MATERIAL FOR THE TASK =>

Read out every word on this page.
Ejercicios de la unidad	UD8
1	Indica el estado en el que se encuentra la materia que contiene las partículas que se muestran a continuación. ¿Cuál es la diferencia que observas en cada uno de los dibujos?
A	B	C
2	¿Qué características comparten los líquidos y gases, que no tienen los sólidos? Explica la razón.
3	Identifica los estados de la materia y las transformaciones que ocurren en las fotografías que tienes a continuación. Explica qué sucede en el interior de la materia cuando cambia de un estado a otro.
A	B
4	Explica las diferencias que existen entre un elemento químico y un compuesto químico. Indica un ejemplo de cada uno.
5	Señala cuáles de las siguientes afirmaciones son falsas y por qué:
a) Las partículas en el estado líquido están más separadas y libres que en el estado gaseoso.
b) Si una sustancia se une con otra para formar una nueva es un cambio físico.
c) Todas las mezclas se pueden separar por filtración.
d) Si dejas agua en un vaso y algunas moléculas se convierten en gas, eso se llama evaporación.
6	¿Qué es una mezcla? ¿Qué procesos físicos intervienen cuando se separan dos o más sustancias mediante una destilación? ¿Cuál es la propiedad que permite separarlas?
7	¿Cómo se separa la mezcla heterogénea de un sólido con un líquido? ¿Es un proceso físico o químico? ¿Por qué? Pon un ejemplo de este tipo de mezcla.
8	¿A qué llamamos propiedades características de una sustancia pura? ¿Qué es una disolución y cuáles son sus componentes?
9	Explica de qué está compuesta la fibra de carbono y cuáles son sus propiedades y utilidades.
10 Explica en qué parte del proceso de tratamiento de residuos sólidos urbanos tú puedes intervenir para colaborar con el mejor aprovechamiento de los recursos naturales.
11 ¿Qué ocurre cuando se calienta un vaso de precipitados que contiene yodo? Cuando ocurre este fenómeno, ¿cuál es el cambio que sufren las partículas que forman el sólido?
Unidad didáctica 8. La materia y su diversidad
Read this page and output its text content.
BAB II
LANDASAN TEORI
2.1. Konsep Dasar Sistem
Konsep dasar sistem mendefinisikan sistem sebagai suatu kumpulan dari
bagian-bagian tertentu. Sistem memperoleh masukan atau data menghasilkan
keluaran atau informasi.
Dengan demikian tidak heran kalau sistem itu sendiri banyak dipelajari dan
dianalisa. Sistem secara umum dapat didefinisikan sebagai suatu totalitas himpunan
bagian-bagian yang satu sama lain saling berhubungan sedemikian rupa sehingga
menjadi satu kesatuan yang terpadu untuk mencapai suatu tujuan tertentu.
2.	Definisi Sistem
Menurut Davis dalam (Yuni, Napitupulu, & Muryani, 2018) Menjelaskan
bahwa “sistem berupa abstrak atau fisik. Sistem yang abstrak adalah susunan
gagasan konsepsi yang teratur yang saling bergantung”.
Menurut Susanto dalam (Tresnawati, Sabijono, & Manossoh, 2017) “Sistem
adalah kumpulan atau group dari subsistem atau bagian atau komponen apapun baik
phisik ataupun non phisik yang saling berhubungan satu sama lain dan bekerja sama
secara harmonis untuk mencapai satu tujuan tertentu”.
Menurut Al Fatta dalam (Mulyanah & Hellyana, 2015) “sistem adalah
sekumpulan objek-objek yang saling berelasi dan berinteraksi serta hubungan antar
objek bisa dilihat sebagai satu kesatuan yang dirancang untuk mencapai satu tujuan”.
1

TASK REQUIREMENTS => Nothing but the lines from the line with "Read this page and output its text content." to the last line of the listing above should appear; please retype them exactly, both ends included.

RESULT BELOW =>
Read this page and output its text content.
BAB II
LANDASAN TEORI
2.1. Konsep Dasar Sistem
Konsep dasar sistem mendefinisikan sistem sebagai suatu kumpulan dari
bagian-bagian tertentu. Sistem memperoleh masukan atau data menghasilkan
keluaran atau informasi.
Dengan demikian tidak heran kalau sistem itu sendiri banyak dipelajari dan
dianalisa. Sistem secara umum dapat didefinisikan sebagai suatu totalitas himpunan
bagian-bagian yang satu sama lain saling berhubungan sedemikian rupa sehingga
menjadi satu kesatuan yang terpadu untuk mencapai suatu tujuan tertentu.
2.	Definisi Sistem
Menurut Davis dalam (Yuni, Napitupulu, & Muryani, 2018) Menjelaskan
bahwa “sistem berupa abstrak atau fisik. Sistem yang abstrak adalah susunan
gagasan konsepsi yang teratur yang saling bergantung”.
Menurut Susanto dalam (Tresnawati, Sabijono, & Manossoh, 2017) “Sistem
adalah kumpulan atau group dari subsistem atau bagian atau komponen apapun baik
phisik ataupun non phisik yang saling berhubungan satu sama lain dan bekerja sama
secara harmonis untuk mencapai satu tujuan tertentu”.
Menurut Al Fatta dalam (Mulyanah & Hellyana, 2015) “sistem adalah
sekumpulan objek-objek yang saling berelasi dan berinteraksi serta hubungan antar
objek bisa dilihat sebagai satu kesatuan yang dirancang untuk mencapai satu tujuan”.
1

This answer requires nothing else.